• [RECORD LIST]:
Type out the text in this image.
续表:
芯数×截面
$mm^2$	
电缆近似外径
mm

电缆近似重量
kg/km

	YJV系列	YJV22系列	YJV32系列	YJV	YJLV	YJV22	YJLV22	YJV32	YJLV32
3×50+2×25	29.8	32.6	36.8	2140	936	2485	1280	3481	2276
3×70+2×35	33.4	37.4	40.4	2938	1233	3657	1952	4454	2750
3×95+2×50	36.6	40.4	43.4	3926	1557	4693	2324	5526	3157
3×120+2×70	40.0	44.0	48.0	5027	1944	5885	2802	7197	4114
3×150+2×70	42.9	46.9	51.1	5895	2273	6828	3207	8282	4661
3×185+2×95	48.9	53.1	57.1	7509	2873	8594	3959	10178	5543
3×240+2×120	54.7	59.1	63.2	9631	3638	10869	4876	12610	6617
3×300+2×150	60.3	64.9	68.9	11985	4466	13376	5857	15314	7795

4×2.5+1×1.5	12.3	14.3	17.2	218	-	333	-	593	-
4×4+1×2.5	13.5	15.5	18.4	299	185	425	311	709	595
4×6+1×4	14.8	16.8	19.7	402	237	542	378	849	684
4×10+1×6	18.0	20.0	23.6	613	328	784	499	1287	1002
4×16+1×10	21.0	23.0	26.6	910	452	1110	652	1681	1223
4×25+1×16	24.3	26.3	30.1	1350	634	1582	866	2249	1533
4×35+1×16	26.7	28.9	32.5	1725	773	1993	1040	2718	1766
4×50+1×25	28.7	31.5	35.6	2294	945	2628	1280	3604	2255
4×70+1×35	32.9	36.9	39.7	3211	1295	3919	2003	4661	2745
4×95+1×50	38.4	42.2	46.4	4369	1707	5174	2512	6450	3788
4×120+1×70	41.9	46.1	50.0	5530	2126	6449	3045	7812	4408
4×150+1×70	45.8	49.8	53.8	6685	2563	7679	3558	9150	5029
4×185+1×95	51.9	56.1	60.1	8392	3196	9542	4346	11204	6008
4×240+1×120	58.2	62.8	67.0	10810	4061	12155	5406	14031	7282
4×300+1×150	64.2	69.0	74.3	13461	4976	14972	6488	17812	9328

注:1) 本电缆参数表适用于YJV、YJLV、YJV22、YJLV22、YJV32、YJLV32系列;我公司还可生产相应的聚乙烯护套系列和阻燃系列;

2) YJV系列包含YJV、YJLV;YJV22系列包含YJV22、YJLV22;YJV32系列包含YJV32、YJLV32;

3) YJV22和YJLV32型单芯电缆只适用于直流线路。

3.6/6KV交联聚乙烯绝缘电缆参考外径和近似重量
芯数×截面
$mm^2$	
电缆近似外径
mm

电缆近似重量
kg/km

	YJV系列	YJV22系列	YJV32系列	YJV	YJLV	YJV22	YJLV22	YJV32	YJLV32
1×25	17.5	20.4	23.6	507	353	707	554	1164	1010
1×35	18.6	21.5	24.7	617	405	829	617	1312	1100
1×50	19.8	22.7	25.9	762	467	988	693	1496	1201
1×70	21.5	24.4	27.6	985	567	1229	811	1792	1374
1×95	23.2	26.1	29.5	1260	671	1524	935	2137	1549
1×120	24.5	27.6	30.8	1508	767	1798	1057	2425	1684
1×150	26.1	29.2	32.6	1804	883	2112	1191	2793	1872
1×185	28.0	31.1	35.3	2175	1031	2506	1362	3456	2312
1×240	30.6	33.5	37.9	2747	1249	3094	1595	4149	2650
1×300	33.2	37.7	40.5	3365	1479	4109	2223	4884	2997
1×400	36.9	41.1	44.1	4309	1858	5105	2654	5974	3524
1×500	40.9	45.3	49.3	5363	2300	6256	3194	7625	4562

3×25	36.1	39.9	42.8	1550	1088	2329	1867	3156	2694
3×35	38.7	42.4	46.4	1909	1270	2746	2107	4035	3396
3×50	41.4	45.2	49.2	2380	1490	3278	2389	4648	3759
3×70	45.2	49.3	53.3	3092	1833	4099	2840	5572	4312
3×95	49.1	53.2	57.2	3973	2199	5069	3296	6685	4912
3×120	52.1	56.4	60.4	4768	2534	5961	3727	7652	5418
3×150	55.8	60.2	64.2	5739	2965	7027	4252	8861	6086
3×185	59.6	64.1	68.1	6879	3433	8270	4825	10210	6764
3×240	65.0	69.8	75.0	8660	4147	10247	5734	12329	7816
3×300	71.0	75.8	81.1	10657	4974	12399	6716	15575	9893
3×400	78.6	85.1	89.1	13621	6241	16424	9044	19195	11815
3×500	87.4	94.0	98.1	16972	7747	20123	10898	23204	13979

• [TASK PROMPT]:
Make an exact copy of all the data.

• [THE COMPLETED TASK]:
Type out the text in this image.
续表:
芯数×截面
$mm^2$	
电缆近似外径
mm

电缆近似重量
kg/km

	YJV系列	YJV22系列	YJV32系列	YJV	YJLV	YJV22	YJLV22	YJV32	YJLV32
3×50+2×25	29.8	32.6	36.8	2140	936	2485	1280	3481	2276
3×70+2×35	33.4	37.4	40.4	2938	1233	3657	1952	4454	2750
3×95+2×50	36.6	40.4	43.4	3926	1557	4693	2324	5526	3157
3×120+2×70	40.0	44.0	48.0	5027	1944	5885	2802	7197	4114
3×150+2×70	42.9	46.9	51.1	5895	2273	6828	3207	8282	4661
3×185+2×95	48.9	53.1	57.1	7509	2873	8594	3959	10178	5543
3×240+2×120	54.7	59.1	63.2	9631	3638	10869	4876	12610	6617
3×300+2×150	60.3	64.9	68.9	11985	4466	13376	5857	15314	7795

4×2.5+1×1.5	12.3	14.3	17.2	218	-	333	-	593	-
4×4+1×2.5	13.5	15.5	18.4	299	185	425	311	709	595
4×6+1×4	14.8	16.8	19.7	402	237	542	378	849	684
4×10+1×6	18.0	20.0	23.6	613	328	784	499	1287	1002
4×16+1×10	21.0	23.0	26.6	910	452	1110	652	1681	1223
4×25+1×16	24.3	26.3	30.1	1350	634	1582	866	2249	1533
4×35+1×16	26.7	28.9	32.5	1725	773	1993	1040	2718	1766
4×50+1×25	28.7	31.5	35.6	2294	945	2628	1280	3604	2255
4×70+1×35	32.9	36.9	39.7	3211	1295	3919	2003	4661	2745
4×95+1×50	38.4	42.2	46.4	4369	1707	5174	2512	6450	3788
4×120+1×70	41.9	46.1	50.0	5530	2126	6449	3045	7812	4408
4×150+1×70	45.8	49.8	53.8	6685	2563	7679	3558	9150	5029
4×185+1×95	51.9	56.1	60.1	8392	3196	9542	4346	11204	6008
4×240+1×120	58.2	62.8	67.0	10810	4061	12155	5406	14031	7282
4×300+1×150	64.2	69.0	74.3	13461	4976	14972	6488	17812	9328

注:1) 本电缆参数表适用于YJV、YJLV、YJV22、YJLV22、YJV32、YJLV32系列;我公司还可生产相应的聚乙烯护套系列和阻燃系列;

2) YJV系列包含YJV、YJLV;YJV22系列包含YJV22、YJLV22;YJV32系列包含YJV32、YJLV32;

3) YJV22和YJLV32型单芯电缆只适用于直流线路。

3.6/6KV交联聚乙烯绝缘电缆参考外径和近似重量
芯数×截面
$mm^2$	
电缆近似外径
mm

电缆近似重量
kg/km

	YJV系列	YJV22系列	YJV32系列	YJV	YJLV	YJV22	YJLV22	YJV32	YJLV32
1×25	17.5	20.4	23.6	507	353	707	554	1164	1010
1×35	18.6	21.5	24.7	617	405	829	617	1312	1100
1×50	19.8	22.7	25.9	762	467	988	693	1496	1201
1×70	21.5	24.4	27.6	985	567	1229	811	1792	1374
1×95	23.2	26.1	29.5	1260	671	1524	935	2137	1549
1×120	24.5	27.6	30.8	1508	767	1798	1057	2425	1684
1×150	26.1	29.2	32.6	1804	883	2112	1191	2793	1872
1×185	28.0	31.1	35.3	2175	1031	2506	1362	3456	2312
1×240	30.6	33.5	37.9	2747	1249	3094	1595	4149	2650
1×300	33.2	37.7	40.5	3365	1479	4109	2223	4884	2997
1×400	36.9	41.1	44.1	4309	1858	5105	2654	5974	3524
1×500	40.9	45.3	49.3	5363	2300	6256	3194	7625	4562

3×25	36.1	39.9	42.8	1550	1088	2329	1867	3156	2694
3×35	38.7	42.4	46.4	1909	1270	2746	2107	4035	3396
3×50	41.4	45.2	49.2	2380	1490	3278	2389	4648	3759
3×70	45.2	49.3	53.3	3092	1833	4099	2840	5572	4312
3×95	49.1	53.2	57.2	3973	2199	5069	3296	6685	4912
3×120	52.1	56.4	60.4	4768	2534	5961	3727	7652	5418
3×150	55.8	60.2	64.2	5739	2965	7027	4252	8861	6086
3×185	59.6	64.1	68.1	6879	3433	8270	4825	10210	6764
3×240	65.0	69.8	75.0	8660	4147	10247	5734	12329	7816
3×300	71.0	75.8	81.1	10657	4974	12399	6716	15575	9893
3×400	78.6	85.1	89.1	13621	6241	16424	9044	19195	11815
3×500	87.4	94.0	98.1	16972	7747	20123	10898	23204	13979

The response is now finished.